- _TASK BRIEF_
The entries below are to be repeated exactly as they stand.

- _ENTRIES PROVIDED_
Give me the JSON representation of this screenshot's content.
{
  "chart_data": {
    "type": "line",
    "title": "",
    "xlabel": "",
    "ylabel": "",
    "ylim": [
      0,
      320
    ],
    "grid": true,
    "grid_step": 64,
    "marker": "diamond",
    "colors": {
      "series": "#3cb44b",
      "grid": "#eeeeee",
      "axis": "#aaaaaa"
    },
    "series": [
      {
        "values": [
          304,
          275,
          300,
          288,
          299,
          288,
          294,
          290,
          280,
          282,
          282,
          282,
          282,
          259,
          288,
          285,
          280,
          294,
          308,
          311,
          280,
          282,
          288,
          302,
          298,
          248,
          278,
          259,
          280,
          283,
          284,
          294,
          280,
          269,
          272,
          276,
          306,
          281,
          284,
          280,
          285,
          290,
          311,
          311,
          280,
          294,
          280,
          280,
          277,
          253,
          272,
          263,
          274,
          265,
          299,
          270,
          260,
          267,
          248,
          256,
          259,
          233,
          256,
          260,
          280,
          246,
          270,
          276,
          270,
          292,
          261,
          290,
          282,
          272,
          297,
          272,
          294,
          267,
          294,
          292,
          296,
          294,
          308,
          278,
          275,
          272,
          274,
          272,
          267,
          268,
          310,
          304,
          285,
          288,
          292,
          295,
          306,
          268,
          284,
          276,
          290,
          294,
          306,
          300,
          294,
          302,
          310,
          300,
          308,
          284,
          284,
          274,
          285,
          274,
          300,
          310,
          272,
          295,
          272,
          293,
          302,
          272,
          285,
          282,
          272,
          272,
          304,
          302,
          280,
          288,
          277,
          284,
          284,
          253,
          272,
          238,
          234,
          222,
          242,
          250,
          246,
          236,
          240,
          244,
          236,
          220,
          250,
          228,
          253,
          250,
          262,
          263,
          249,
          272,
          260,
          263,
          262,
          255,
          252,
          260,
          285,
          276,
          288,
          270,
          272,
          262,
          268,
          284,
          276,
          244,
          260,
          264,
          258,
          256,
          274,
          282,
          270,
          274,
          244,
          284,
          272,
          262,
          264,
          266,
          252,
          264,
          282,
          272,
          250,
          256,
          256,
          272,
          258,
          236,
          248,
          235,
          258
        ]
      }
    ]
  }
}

- _SOLUTION FOR THIS EXERCISE_
Give me the JSON representation of this screenshot's content.
{
  "chart_data": {
    "type": "line",
    "title": "",
    "xlabel": "",
    "ylabel": "",
    "ylim": [
      0,
      320
    ],
    "grid": true,
    "grid_step": 64,
    "marker": "diamond",
    "colors": {
      "series": "#3cb44b",
      "grid": "#eeeeee",
      "axis": "#aaaaaa"
    },
    "series": [
      {
        "values": [
          304,
          275,
          300,
          288,
          299,
          288,
          294,
          290,
          280,
          282,
          282,
          282,
          282,
          259,
          288,
          285,
          280,
          294,
          308,
          311,
          280,
          282,
          288,
          302,
          298,
          248,
          278,
          259,
          280,
          283,
          284,
          294,
          280,
          269,
          272,
          276,
          306,
          281,
          284,
          280,
          285,
          290,
          311,
          311,
          280,
          294,
          280,
          280,
          277,
          253,
          272,
          263,
          274,
          265,
          299,
          270,
          260,
          267,
          248,
          256,
          259,
          233,
          256,
          260,
          280,
          246,
          270,
          276,
          270,
          292,
          261,
          290,
          282,
          272,
          297,
          272,
          294,
          267,
          294,
          292,
          296,
          294,
          308,
          278,
          275,
          272,
          274,
          272,
          267,
          268,
          310,
          304,
          285,
          288,
          292,
          295,
          306,
          268,
          284,
          276,
          290,
          294,
          306,
          300,
          294,
          302,
          310,
          300,
          308,
          284,
          284,
          274,
          285,
          274,
          300,
          310,
          272,
          295,
          272,
          293,
          302,
          272,
          285,
          282,
          272,
          272,
          304,
          302,
          280,
          288,
          277,
          284,
          284,
          253,
          272,
          238,
          234,
          222,
          242,
          250,
          246,
          236,
          240,
          244,
          236,
          220,
          250,
          228,
          253,
          250,
          262,
          263,
          249,
          272,
          260,
          263,
          262,
          255,
          252,
          260,
          285,
          276,
          288,
          270,
          272,
          262,
          268,
          284,
          276,
          244,
          260,
          264,
          258,
          256,
          274,
          282,
          270,
          274,
          244,
          284,
          272,
          262,
          264,
          266,
          252,
          264,
          282,
          272,
          250,
          256,
          256,
          272,
          258,
          236,
          248,
          235,
          258
        ]
      }
    ]
  }
}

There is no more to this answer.